Required task —
Look through the listing and locate every line containing the word "date"; copy those lines.

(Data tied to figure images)
____________________
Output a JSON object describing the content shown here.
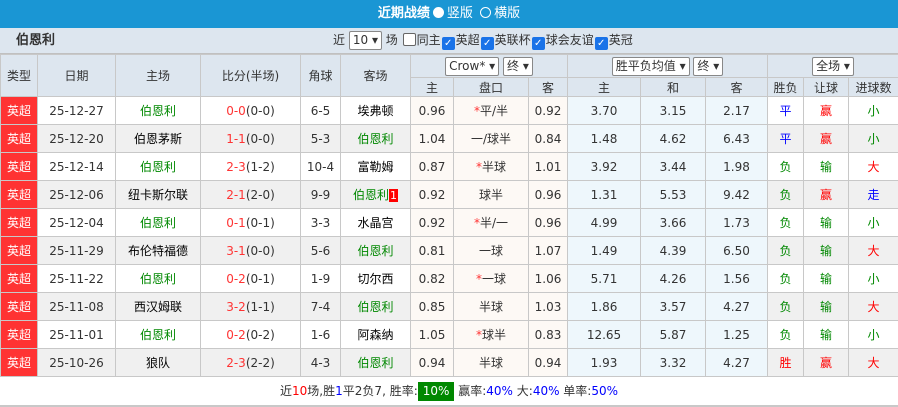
{
  "header": {
    "title": "近期战绩",
    "options": [
      {
        "label": "竖版",
        "selected": true
      },
      {
        "label": "横版",
        "selected": false
      }
    ]
  },
  "filter": {
    "team": "伯恩利",
    "near_label": "近",
    "count": "10",
    "count_unit": "场",
    "same_home": {
      "label": "同主",
      "checked": false
    },
    "leagues": [
      {
        "label": "英超",
        "checked": true
      },
      {
        "label": "英联杯",
        "checked": true
      },
      {
        "label": "球会友谊",
        "checked": true
      },
      {
        "label": "英冠",
        "checked": true
      }
    ]
  },
  "columns": {
    "type": "类型",
    "date": "日期",
    "home": "主场",
    "score": "比分(半场)",
    "corner": "角球",
    "away": "客场",
    "company": "Crow*",
    "odds_time": "终",
    "euro_select": "胜平负均值",
    "euro_time": "终",
    "range": "全场",
    "sub": [
      "主",
      "盘口",
      "客",
      "主",
      "和",
      "客",
      "胜负",
      "让球",
      "进球数"
    ]
  },
  "rows": [
    {
      "type": "英超",
      "date": "25-12-27",
      "home": "伯恩利",
      "home_hl": true,
      "ft": "0-0",
      "ht": "(0-0)",
      "corner": "6-5",
      "away": "埃弗顿",
      "away_hl": false,
      "red": "",
      "h": "0.96",
      "line": "平/半",
      "star": true,
      "a": "0.92",
      "e1": "3.70",
      "e2": "3.15",
      "e3": "2.17",
      "wdl": "平",
      "hc": "赢",
      "ou": "小"
    },
    {
      "type": "英超",
      "date": "25-12-20",
      "home": "伯恩茅斯",
      "home_hl": false,
      "ft": "1-1",
      "ht": "(0-0)",
      "corner": "5-3",
      "away": "伯恩利",
      "away_hl": true,
      "red": "",
      "h": "1.04",
      "line": "一/球半",
      "star": false,
      "a": "0.84",
      "e1": "1.48",
      "e2": "4.62",
      "e3": "6.43",
      "wdl": "平",
      "hc": "赢",
      "ou": "小"
    },
    {
      "type": "英超",
      "date": "25-12-14",
      "home": "伯恩利",
      "home_hl": true,
      "ft": "2-3",
      "ht": "(1-2)",
      "corner": "10-4",
      "away": "富勒姆",
      "away_hl": false,
      "red": "",
      "h": "0.87",
      "line": "半球",
      "star": true,
      "a": "1.01",
      "e1": "3.92",
      "e2": "3.44",
      "e3": "1.98",
      "wdl": "负",
      "hc": "输",
      "ou": "大"
    },
    {
      "type": "英超",
      "date": "25-12-06",
      "home": "纽卡斯尔联",
      "home_hl": false,
      "ft": "2-1",
      "ht": "(2-0)",
      "corner": "9-9",
      "away": "伯恩利",
      "away_hl": true,
      "red": "1",
      "h": "0.92",
      "line": "球半",
      "star": false,
      "a": "0.96",
      "e1": "1.31",
      "e2": "5.53",
      "e3": "9.42",
      "wdl": "负",
      "hc": "赢",
      "ou": "走"
    },
    {
      "type": "英超",
      "date": "25-12-04",
      "home": "伯恩利",
      "home_hl": true,
      "ft": "0-1",
      "ht": "(0-1)",
      "corner": "3-3",
      "away": "水晶宫",
      "away_hl": false,
      "red": "",
      "h": "0.92",
      "line": "半/一",
      "star": true,
      "a": "0.96",
      "e1": "4.99",
      "e2": "3.66",
      "e3": "1.73",
      "wdl": "负",
      "hc": "输",
      "ou": "小"
    },
    {
      "type": "英超",
      "date": "25-11-29",
      "home": "布伦特福德",
      "home_hl": false,
      "ft": "3-1",
      "ht": "(0-0)",
      "corner": "5-6",
      "away": "伯恩利",
      "away_hl": true,
      "red": "",
      "h": "0.81",
      "line": "一球",
      "star": false,
      "a": "1.07",
      "e1": "1.49",
      "e2": "4.39",
      "e3": "6.50",
      "wdl": "负",
      "hc": "输",
      "ou": "大"
    },
    {
      "type": "英超",
      "date": "25-11-22",
      "home": "伯恩利",
      "home_hl": true,
      "ft": "0-2",
      "ht": "(0-1)",
      "corner": "1-9",
      "away": "切尔西",
      "away_hl": false,
      "red": "",
      "h": "0.82",
      "line": "一球",
      "star": true,
      "a": "1.06",
      "e1": "5.71",
      "e2": "4.26",
      "e3": "1.56",
      "wdl": "负",
      "hc": "输",
      "ou": "小"
    },
    {
      "type": "英超",
      "date": "25-11-08",
      "home": "西汉姆联",
      "home_hl": false,
      "ft": "3-2",
      "ht": "(1-1)",
      "corner": "7-4",
      "away": "伯恩利",
      "away_hl": true,
      "red": "",
      "h": "0.85",
      "line": "半球",
      "star": false,
      "a": "1.03",
      "e1": "1.86",
      "e2": "3.57",
      "e3": "4.27",
      "wdl": "负",
      "hc": "输",
      "ou": "大"
    },
    {
      "type": "英超",
      "date": "25-11-01",
      "home": "伯恩利",
      "home_hl": true,
      "ft": "0-2",
      "ht": "(0-2)",
      "corner": "1-6",
      "away": "阿森纳",
      "away_hl": false,
      "red": "",
      "h": "1.05",
      "line": "球半",
      "star": true,
      "a": "0.83",
      "e1": "12.65",
      "e2": "5.87",
      "e3": "1.25",
      "wdl": "负",
      "hc": "输",
      "ou": "小"
    },
    {
      "type": "英超",
      "date": "25-10-26",
      "home": "狼队",
      "home_hl": false,
      "ft": "2-3",
      "ht": "(2-2)",
      "corner": "4-3",
      "away": "伯恩利",
      "away_hl": true,
      "red": "",
      "h": "0.94",
      "line": "半球",
      "star": false,
      "a": "0.94",
      "e1": "1.93",
      "e2": "3.32",
      "e3": "4.27",
      "wdl": "胜",
      "hc": "赢",
      "ou": "大"
    }
  ],
  "summary": {
    "p1": "近",
    "n": "10",
    "p2": "场,胜",
    "w": "1",
    "p3": "平",
    "d": "2",
    "p4": "负",
    "l": "7",
    "p5": ", 胜率:",
    "win_rate": "10%",
    "p6": " 赢率:",
    "hc_rate": "40%",
    "p7": " 大:",
    "over_rate": "40%",
    "p8": " 单率:",
    "odd_rate": "50%"
  },
  "colors": {
    "title_bar": "#1a96d4",
    "league": "#ff3333",
    "team_highlight": "#008800",
    "win": "#ff0000",
    "draw": "#0000ff",
    "loss": "#008800"
  }
}
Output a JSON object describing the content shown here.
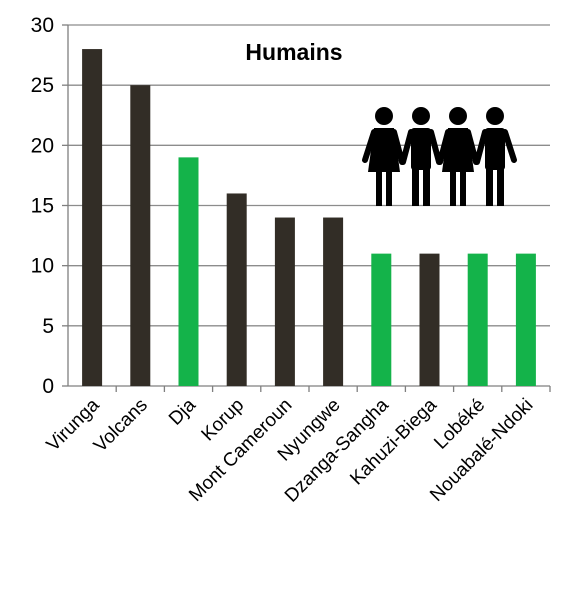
{
  "chart_data": {
    "type": "bar",
    "title": "Humains",
    "categories": [
      "Virunga",
      "Volcans",
      "Dja",
      "Korup",
      "Mont Cameroun",
      "Nyungwe",
      "Dzanga-Sangha",
      "Kahuzi-Biega",
      "Lobéké",
      "Nouabalé-Ndoki"
    ],
    "values": [
      28,
      25,
      19,
      16,
      14,
      14,
      11,
      11,
      11,
      11
    ],
    "highlighted": [
      false,
      false,
      true,
      false,
      false,
      false,
      true,
      false,
      true,
      true
    ],
    "colors": {
      "default": "#322d26",
      "highlight": "#14b34a",
      "grid": "#8c8c8c",
      "axis": "#7f7f7f"
    },
    "ylim": [
      0,
      30
    ],
    "yticks": [
      0,
      5,
      10,
      15,
      20,
      25,
      30
    ],
    "grid": true,
    "legend": "none",
    "xlabel": "",
    "ylabel": "",
    "icon": "people-icon"
  }
}
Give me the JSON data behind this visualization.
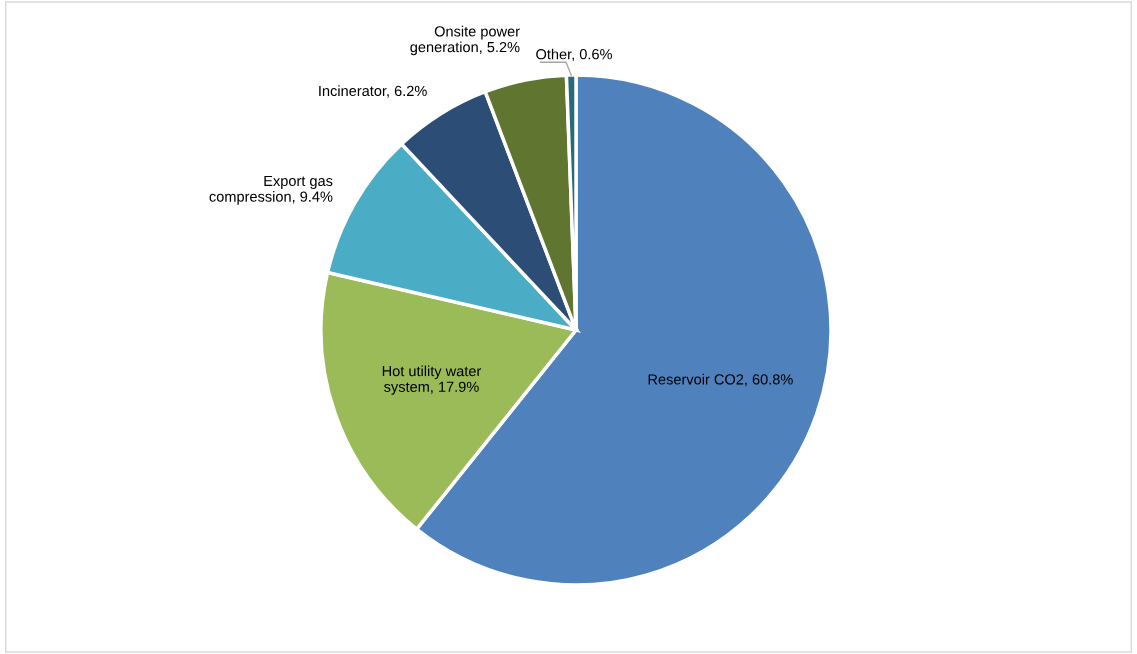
{
  "chart_data": {
    "type": "pie",
    "categories": [
      "Reservoir CO2",
      "Hot utility water system",
      "Export gas compression",
      "Incinerator",
      "Onsite power generation",
      "Other"
    ],
    "values": [
      60.8,
      17.9,
      9.4,
      6.2,
      5.2,
      0.6
    ],
    "value_labels": [
      "60.8%",
      "17.9%",
      "9.4%",
      "6.2%",
      "5.2%",
      "0.6%"
    ],
    "colors": [
      "#4f81bd",
      "#9bbb59",
      "#4bacc6",
      "#2c4d75",
      "#5f7530",
      "#276a7c"
    ],
    "legend": false
  }
}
____________________
The answer —
    "date": "日期",
      "date": "25-12-27",
      "date": "25-12-20",
      "date": "25-12-14",
      "date": "25-12-06",
      "date": "25-12-04",
      "date": "25-11-29",
      "date": "25-11-22",
      "date": "25-11-08",
      "date": "25-11-01",
      "date": "25-10-26",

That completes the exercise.